* [Work to do] Where a line contains the word "value", copy that line.

Dataset rows about figures:
--------------------------------------------------

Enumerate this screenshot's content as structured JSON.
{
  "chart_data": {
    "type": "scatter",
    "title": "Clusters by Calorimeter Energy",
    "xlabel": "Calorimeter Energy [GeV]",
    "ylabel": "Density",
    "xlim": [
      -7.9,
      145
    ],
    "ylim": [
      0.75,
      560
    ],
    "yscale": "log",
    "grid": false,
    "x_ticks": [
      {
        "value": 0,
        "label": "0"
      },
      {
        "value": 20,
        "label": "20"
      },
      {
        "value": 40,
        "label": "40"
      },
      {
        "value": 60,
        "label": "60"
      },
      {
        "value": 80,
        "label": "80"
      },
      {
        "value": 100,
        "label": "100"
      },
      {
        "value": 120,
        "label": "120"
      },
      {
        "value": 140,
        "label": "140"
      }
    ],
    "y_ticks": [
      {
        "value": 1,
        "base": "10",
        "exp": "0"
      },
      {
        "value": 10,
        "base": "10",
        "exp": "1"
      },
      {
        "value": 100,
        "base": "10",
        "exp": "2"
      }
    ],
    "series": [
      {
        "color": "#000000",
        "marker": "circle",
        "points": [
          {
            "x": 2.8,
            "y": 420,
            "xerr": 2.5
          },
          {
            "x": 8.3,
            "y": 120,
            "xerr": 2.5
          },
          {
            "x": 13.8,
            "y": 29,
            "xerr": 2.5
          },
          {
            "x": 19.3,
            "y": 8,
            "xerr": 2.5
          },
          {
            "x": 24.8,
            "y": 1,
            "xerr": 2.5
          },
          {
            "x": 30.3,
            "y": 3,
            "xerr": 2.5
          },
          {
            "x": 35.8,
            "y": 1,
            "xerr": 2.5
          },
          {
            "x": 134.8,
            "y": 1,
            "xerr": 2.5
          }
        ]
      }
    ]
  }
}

--------------------------------------------------

* [Finished task]
        "value": 0,
        "value": 20,
        "value": 40,
        "value": 60,
        "value": 80,
        "value": 100,
        "value": 120,
        "value": 140,
        "value": 1,
        "value": 10,
        "value": 100,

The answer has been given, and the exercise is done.